* Begin PAGE EXCERPT *

Grace first started lifting weights at just 12 years of age, knowing that muscles would be necessary if she were to follow her dreams of becoming a pro wrestler. “That was my mindset,” she recalls. “The first step into wrestling, for me, was lifting weights and getting strong.” By the time Grace was 14, she had already enrolled in both amateur and pro wrestling training sessions. “I would use what I learned in amateur wrestling to make myself better as a [pro] wrestler,” she says. The now multi-time champion recalls that the very first time she got into the ring, it just felt right. “I watched so much wrestling a kid that when I finally got in there, it kinda felt like second nature.” Her debut would come in 2011.
Pro wrestling has evolved since WWE’s Attitude Era and unlike in those old Diva Search days, where women were often taught a less aggressive style in order to present a sexier image for audiences, girls now learn the ropes alongside the boys. “Where I came from, there was no difference in the training,” says Grace. Indeed, as a pro wrestler, “Thick Mama Pump” has earned a reputation for being as tough as anyone else in the locker room, even taking on the boys in countless intergender matches across the United States. This 5’3″ dynamo has become a social media sensation and one of the most famous wrestlers on the circuit that is not signed to a WWE contract. Jordynne Grace doesn’t fit with sexist ideas of what a female wrestler should look like, and her fans love her passionately for that. With her wide frame and popping quads, this warrior could outlift and outwork most men.

* End PAGE EXCERPT *
* Begin DATASET EXCERPT *

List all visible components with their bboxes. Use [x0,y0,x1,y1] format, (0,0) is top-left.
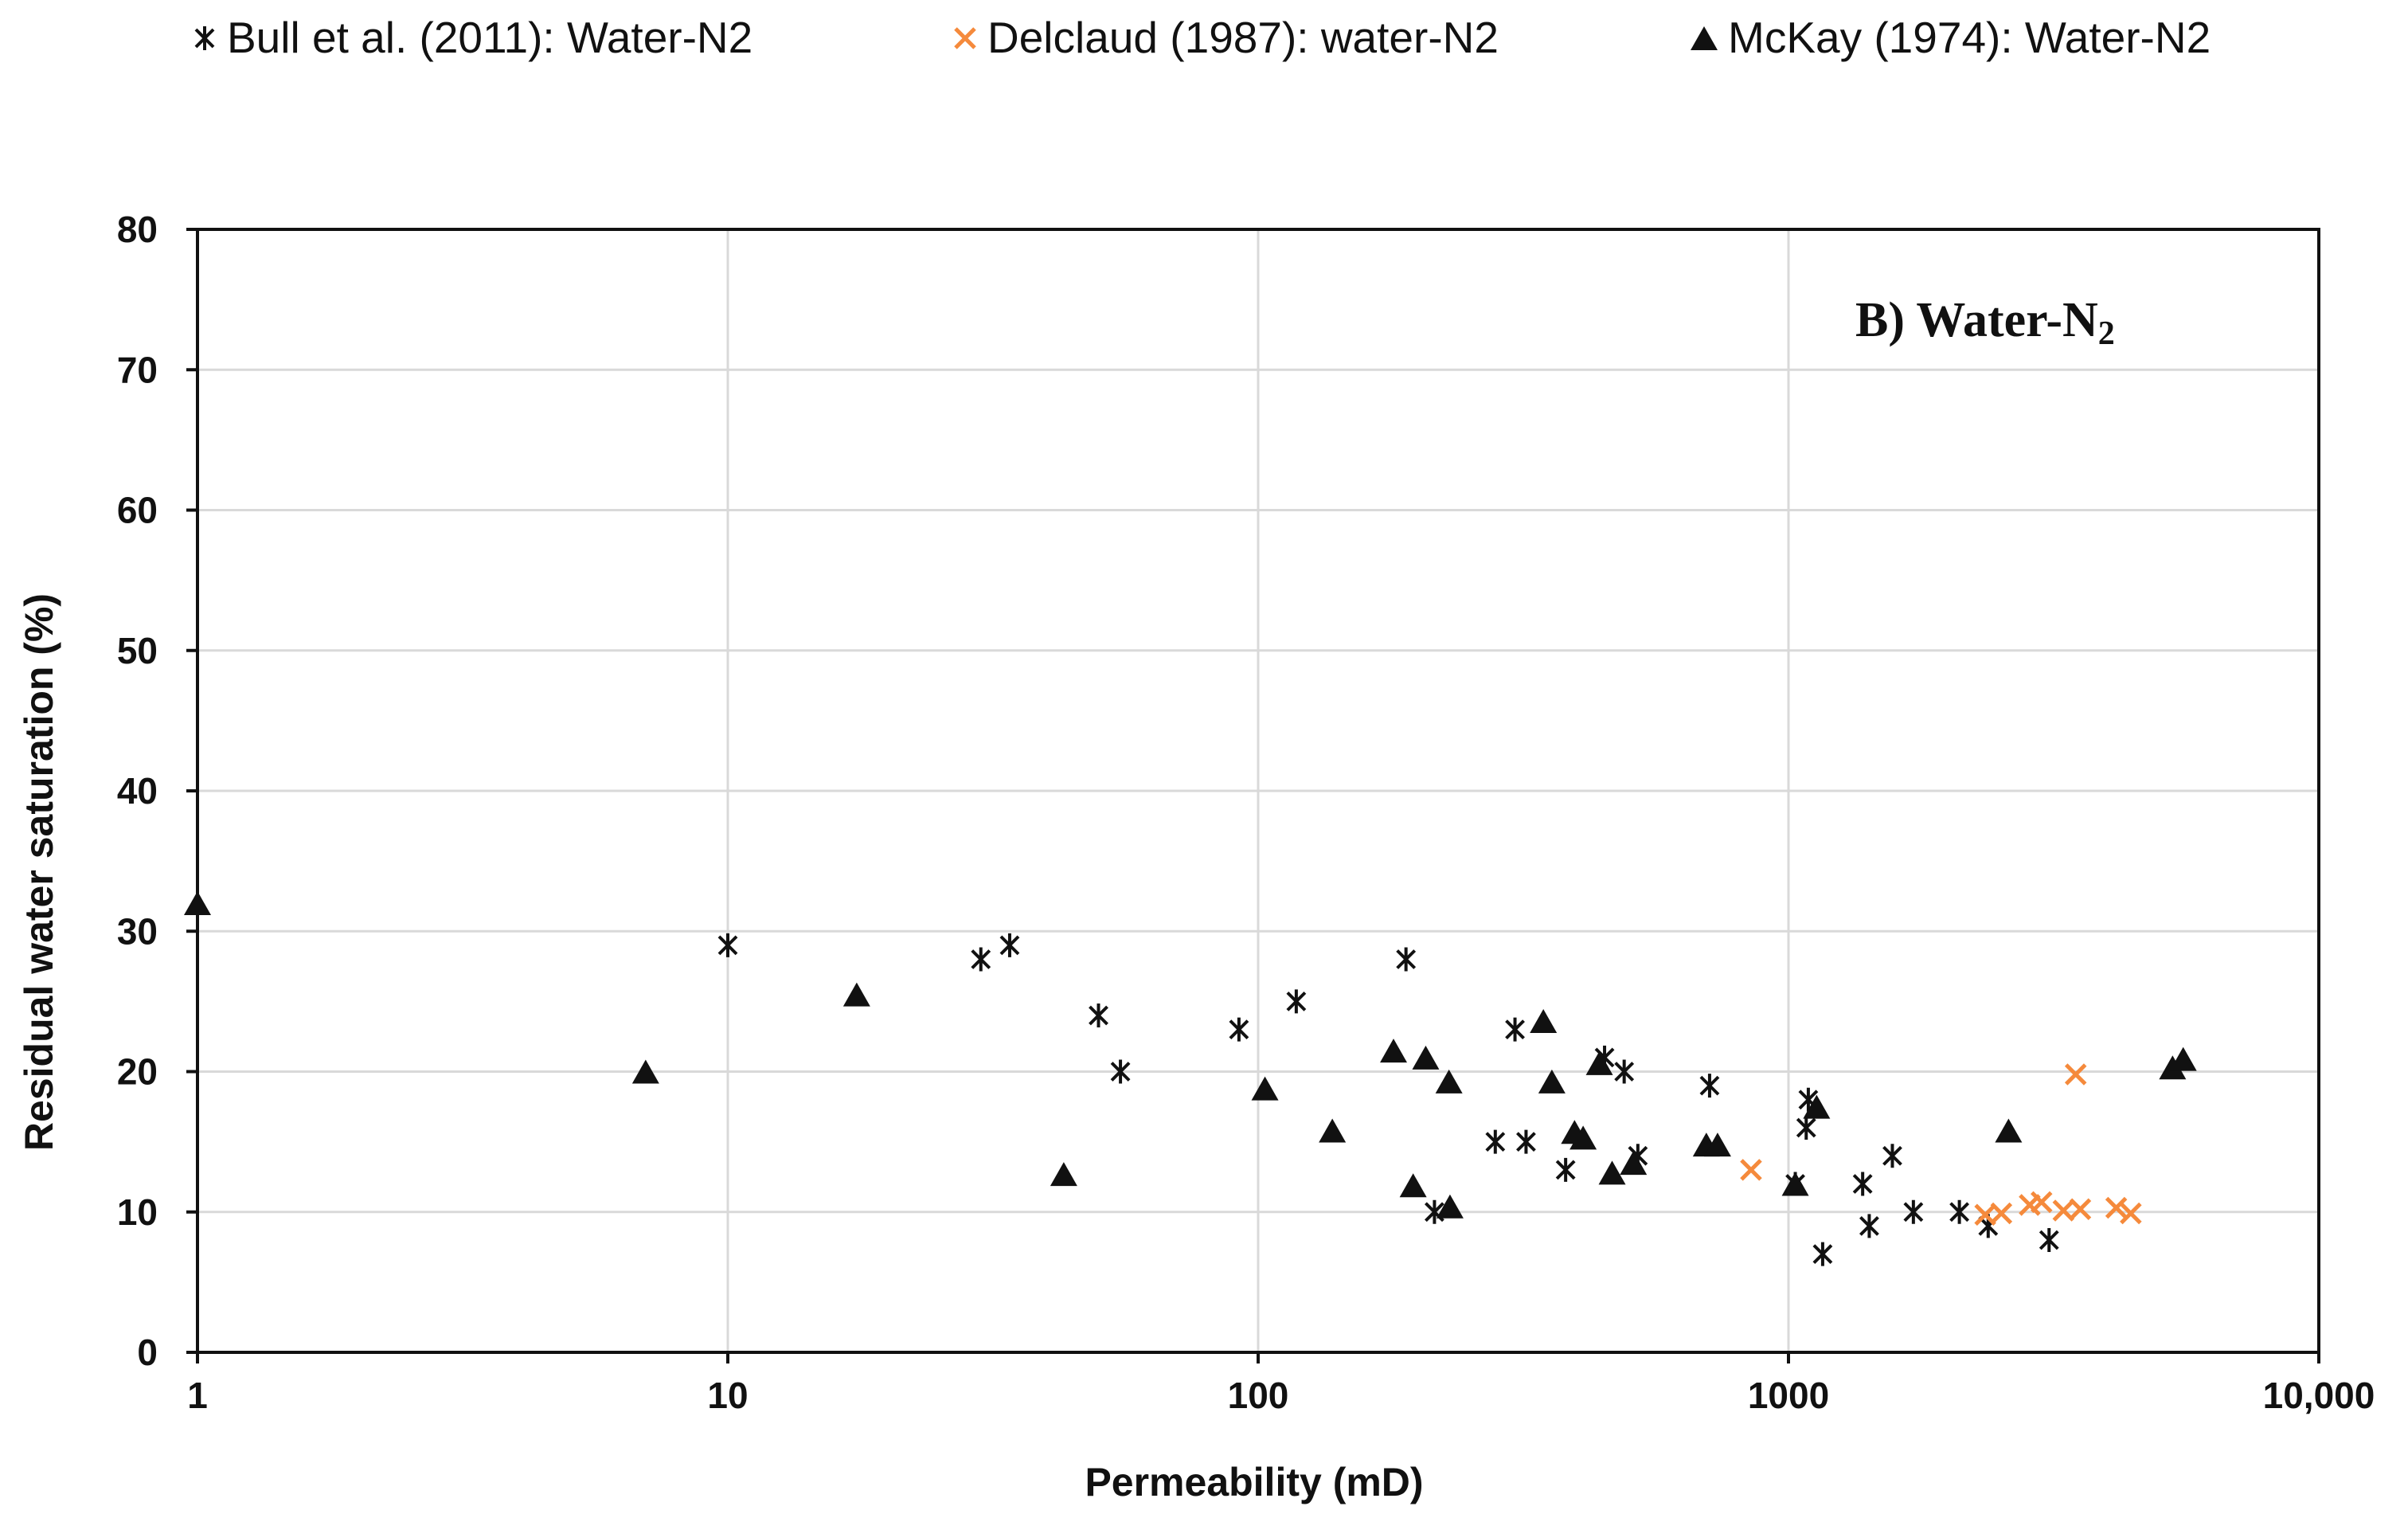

* End DATASET EXCERPT *

TO-DO LIST>
[a] In the Jordynne Grace text, condense the paragraph beginning "Grace first started lifting weights" into a short bulleted list of its main facts.
[b] According to the Jordynne Grace text, why did Grace start lifting weights at age 12? Answer in one to three sentences.
[c] Write the next part of the Jordynne Grace text, picking up after its final sentence.
The lines have nothing to do with the Jordynne Grace text.

REPLIES>
[a]
- Grace began lifting weights at age 12 because she knew she would need muscle to become a pro wrestler.
- By 14 she was training in both amateur and pro wrestling and used amateur skills to improve her pro wrestling.
- Her first time in the ring felt like second nature after years of watching wrestling.
- She made her debut in 2011.

[b] She started lifting weights because she knew she would need muscle to follow her dream of becoming a pro wrestler. For her, getting strong was the first step into wrestling.

[c]
Achieving many milestones already, Grace was the first woman to enter AEW’s “Over Budget Battle Royale” and almost won, eliminating Brian Cage in the process. “That was a really, really big moment for me,” she recalls. And. shortly after grabbing everyone’s attention that night, IMPACT! Wrestling announced that it had signed Grace to a two-year contract. IMPACT! is the previous stomping ground of many of today’s crop of WWE superstars, including Drew McIntyre, AJ Styles, Bobby Roode and Xavier Woods. Many critics feel that being successful in IMPACT! is a great indication of being able to make it anywhere. In 2018, Grace lifted her first Knockouts Championship. Since then, she has become one of the companies most decorated stars. She says that there is nothing she wants more than to regain that title, and she will have an opportunity at Slammiversary.
“I usually try to get in the gym every day,” she says. “If it’s not an intense day then I’ll try to do some kind of mobility training, but I try to go at least once per day. Recently I’ve been doing twice-a-day because I really hate doing cardio. I’m sure a lot of people can relate to that, so I try to split that up to a different time in the day.”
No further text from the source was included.